Below are records; work out how many of their lines hold the string "Бресте" and give that number alone.
────
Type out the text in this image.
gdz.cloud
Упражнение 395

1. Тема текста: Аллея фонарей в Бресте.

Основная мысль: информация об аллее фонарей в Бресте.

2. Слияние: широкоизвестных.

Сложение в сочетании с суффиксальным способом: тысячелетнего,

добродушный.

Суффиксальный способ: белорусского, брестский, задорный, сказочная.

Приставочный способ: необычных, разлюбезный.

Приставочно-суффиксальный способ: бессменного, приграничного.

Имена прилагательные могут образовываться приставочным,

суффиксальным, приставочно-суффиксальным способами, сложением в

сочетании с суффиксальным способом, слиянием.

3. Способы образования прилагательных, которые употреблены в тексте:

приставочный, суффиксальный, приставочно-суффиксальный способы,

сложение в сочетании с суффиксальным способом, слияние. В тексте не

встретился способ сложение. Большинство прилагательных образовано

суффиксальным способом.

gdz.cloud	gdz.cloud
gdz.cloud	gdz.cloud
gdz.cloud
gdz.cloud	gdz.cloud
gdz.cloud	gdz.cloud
────
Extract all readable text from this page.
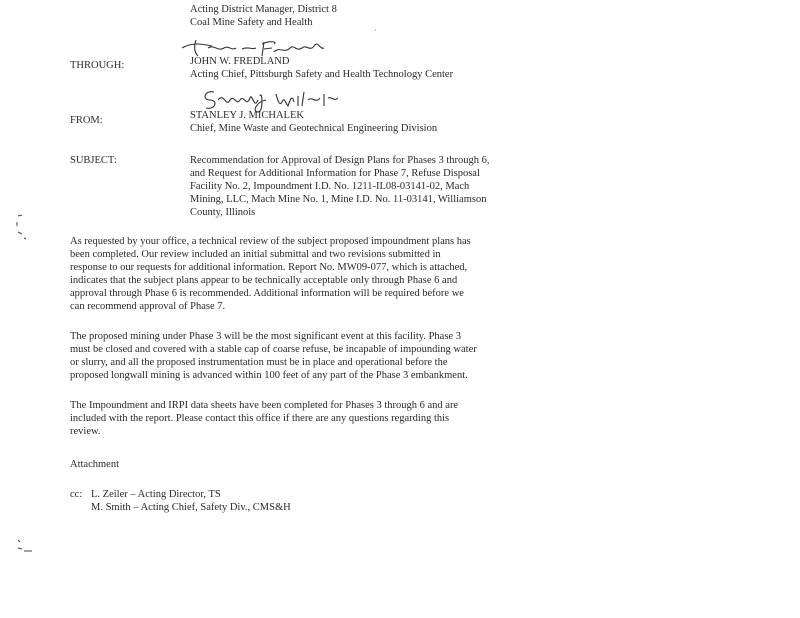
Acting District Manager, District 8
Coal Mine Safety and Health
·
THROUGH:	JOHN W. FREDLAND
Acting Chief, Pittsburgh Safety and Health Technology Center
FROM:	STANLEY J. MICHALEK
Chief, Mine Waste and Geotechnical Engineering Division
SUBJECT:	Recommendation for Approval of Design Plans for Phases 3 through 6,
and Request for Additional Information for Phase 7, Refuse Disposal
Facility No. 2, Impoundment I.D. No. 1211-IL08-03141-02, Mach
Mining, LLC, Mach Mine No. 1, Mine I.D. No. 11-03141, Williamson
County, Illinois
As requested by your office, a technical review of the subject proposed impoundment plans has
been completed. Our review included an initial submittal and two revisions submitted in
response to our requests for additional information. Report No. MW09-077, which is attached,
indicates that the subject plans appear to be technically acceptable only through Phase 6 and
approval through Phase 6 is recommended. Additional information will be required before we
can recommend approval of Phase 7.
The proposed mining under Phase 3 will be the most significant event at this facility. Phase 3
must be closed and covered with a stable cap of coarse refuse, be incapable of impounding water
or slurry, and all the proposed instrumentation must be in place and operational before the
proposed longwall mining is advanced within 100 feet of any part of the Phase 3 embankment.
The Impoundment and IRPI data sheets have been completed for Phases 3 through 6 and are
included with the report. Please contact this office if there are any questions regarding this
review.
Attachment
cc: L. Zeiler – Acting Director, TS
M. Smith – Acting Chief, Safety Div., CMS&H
────
▶ Completed exercise
2